_PROBLEM TO SOLVE:_ Please write out the complete listing that follows, exactly as it reads.

## START DATA SECTION

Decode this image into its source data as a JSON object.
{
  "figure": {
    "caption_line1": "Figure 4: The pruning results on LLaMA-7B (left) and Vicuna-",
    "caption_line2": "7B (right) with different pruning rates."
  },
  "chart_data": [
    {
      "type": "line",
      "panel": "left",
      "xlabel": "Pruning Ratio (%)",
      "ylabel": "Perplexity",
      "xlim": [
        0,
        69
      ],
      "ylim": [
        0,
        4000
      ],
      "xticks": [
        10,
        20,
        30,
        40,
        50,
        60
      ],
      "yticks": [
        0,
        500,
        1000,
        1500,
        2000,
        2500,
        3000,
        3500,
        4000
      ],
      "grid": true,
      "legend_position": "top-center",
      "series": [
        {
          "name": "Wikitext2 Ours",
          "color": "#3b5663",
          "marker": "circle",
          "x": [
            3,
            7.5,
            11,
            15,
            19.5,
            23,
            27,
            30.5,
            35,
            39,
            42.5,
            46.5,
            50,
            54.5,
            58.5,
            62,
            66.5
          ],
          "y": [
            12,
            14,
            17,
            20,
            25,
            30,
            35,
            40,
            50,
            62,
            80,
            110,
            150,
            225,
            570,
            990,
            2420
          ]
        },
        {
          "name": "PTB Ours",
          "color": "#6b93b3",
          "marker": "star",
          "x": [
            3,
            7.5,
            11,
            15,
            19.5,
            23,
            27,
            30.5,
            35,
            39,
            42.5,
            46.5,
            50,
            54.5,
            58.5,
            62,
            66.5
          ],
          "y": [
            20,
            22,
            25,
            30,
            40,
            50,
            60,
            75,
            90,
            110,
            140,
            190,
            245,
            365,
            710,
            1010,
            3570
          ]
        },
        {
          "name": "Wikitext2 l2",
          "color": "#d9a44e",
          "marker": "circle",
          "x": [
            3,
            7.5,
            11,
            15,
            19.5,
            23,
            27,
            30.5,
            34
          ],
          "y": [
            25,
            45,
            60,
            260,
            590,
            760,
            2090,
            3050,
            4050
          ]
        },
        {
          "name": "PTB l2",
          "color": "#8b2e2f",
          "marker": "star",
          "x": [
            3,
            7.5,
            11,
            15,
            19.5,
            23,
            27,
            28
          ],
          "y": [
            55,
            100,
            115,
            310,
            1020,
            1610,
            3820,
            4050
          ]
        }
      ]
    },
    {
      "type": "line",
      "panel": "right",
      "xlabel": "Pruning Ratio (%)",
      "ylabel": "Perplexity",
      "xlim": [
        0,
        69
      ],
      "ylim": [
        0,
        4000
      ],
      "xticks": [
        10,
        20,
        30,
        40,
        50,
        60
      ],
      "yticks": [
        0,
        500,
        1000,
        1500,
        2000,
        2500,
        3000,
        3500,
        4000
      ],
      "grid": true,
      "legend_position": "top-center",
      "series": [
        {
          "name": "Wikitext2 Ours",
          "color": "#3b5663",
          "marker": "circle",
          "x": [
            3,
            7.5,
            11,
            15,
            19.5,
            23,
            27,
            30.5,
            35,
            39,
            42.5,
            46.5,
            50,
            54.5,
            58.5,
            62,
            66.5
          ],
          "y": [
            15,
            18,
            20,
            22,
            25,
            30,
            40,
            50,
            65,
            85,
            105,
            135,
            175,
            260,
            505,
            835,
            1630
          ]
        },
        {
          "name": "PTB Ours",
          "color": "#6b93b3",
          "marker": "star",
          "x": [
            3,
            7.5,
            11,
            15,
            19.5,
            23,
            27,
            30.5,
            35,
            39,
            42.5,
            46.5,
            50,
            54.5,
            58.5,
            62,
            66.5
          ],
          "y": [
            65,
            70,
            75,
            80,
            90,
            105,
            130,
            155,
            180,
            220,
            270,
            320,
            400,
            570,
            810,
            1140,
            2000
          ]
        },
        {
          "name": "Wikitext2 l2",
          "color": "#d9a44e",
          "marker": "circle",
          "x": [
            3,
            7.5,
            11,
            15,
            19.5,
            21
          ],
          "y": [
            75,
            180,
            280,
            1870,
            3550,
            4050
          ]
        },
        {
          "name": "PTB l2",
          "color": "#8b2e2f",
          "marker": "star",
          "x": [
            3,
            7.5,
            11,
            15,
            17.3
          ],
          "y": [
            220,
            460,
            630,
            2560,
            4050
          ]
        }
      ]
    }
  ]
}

## END DATA SECTION

_SOLUTION BELOW:_
Decode this image into its source data as a JSON object.
{
  "figure": {
    "caption_line1": "Figure 4: The pruning results on LLaMA-7B (left) and Vicuna-",
    "caption_line2": "7B (right) with different pruning rates."
  },
  "chart_data": [
    {
      "type": "line",
      "panel": "left",
      "xlabel": "Pruning Ratio (%)",
      "ylabel": "Perplexity",
      "xlim": [
        0,
        69
      ],
      "ylim": [
        0,
        4000
      ],
      "xticks": [
        10,
        20,
        30,
        40,
        50,
        60
      ],
      "yticks": [
        0,
        500,
        1000,
        1500,
        2000,
        2500,
        3000,
        3500,
        4000
      ],
      "grid": true,
      "legend_position": "top-center",
      "series": [
        {
          "name": "Wikitext2 Ours",
          "color": "#3b5663",
          "marker": "circle",
          "x": [
            3,
            7.5,
            11,
            15,
            19.5,
            23,
            27,
            30.5,
            35,
            39,
            42.5,
            46.5,
            50,
            54.5,
            58.5,
            62,
            66.5
          ],
          "y": [
            12,
            14,
            17,
            20,
            25,
            30,
            35,
            40,
            50,
            62,
            80,
            110,
            150,
            225,
            570,
            990,
            2420
          ]
        },
        {
          "name": "PTB Ours",
          "color": "#6b93b3",
          "marker": "star",
          "x": [
            3,
            7.5,
            11,
            15,
            19.5,
            23,
            27,
            30.5,
            35,
            39,
            42.5,
            46.5,
            50,
            54.5,
            58.5,
            62,
            66.5
          ],
          "y": [
            20,
            22,
            25,
            30,
            40,
            50,
            60,
            75,
            90,
            110,
            140,
            190,
            245,
            365,
            710,
            1010,
            3570
          ]
        },
        {
          "name": "Wikitext2 l2",
          "color": "#d9a44e",
          "marker": "circle",
          "x": [
            3,
            7.5,
            11,
            15,
            19.5,
            23,
            27,
            30.5,
            34
          ],
          "y": [
            25,
            45,
            60,
            260,
            590,
            760,
            2090,
            3050,
            4050
          ]
        },
        {
          "name": "PTB l2",
          "color": "#8b2e2f",
          "marker": "star",
          "x": [
            3,
            7.5,
            11,
            15,
            19.5,
            23,
            27,
            28
          ],
          "y": [
            55,
            100,
            115,
            310,
            1020,
            1610,
            3820,
            4050
          ]
        }
      ]
    },
    {
      "type": "line",
      "panel": "right",
      "xlabel": "Pruning Ratio (%)",
      "ylabel": "Perplexity",
      "xlim": [
        0,
        69
      ],
      "ylim": [
        0,
        4000
      ],
      "xticks": [
        10,
        20,
        30,
        40,
        50,
        60
      ],
      "yticks": [
        0,
        500,
        1000,
        1500,
        2000,
        2500,
        3000,
        3500,
        4000
      ],
      "grid": true,
      "legend_position": "top-center",
      "series": [
        {
          "name": "Wikitext2 Ours",
          "color": "#3b5663",
          "marker": "circle",
          "x": [
            3,
            7.5,
            11,
            15,
            19.5,
            23,
            27,
            30.5,
            35,
            39,
            42.5,
            46.5,
            50,
            54.5,
            58.5,
            62,
            66.5
          ],
          "y": [
            15,
            18,
            20,
            22,
            25,
            30,
            40,
            50,
            65,
            85,
            105,
            135,
            175,
            260,
            505,
            835,
            1630
          ]
        },
        {
          "name": "PTB Ours",
          "color": "#6b93b3",
          "marker": "star",
          "x": [
            3,
            7.5,
            11,
            15,
            19.5,
            23,
            27,
            30.5,
            35,
            39,
            42.5,
            46.5,
            50,
            54.5,
            58.5,
            62,
            66.5
          ],
          "y": [
            65,
            70,
            75,
            80,
            90,
            105,
            130,
            155,
            180,
            220,
            270,
            320,
            400,
            570,
            810,
            1140,
            2000
          ]
        },
        {
          "name": "Wikitext2 l2",
          "color": "#d9a44e",
          "marker": "circle",
          "x": [
            3,
            7.5,
            11,
            15,
            19.5,
            21
          ],
          "y": [
            75,
            180,
            280,
            1870,
            3550,
            4050
          ]
        },
        {
          "name": "PTB l2",
          "color": "#8b2e2f",
          "marker": "star",
          "x": [
            3,
            7.5,
            11,
            15,
            17.3
          ],
          "y": [
            220,
            460,
            630,
            2560,
            4050
          ]
        }
      ]
    }
  ]
}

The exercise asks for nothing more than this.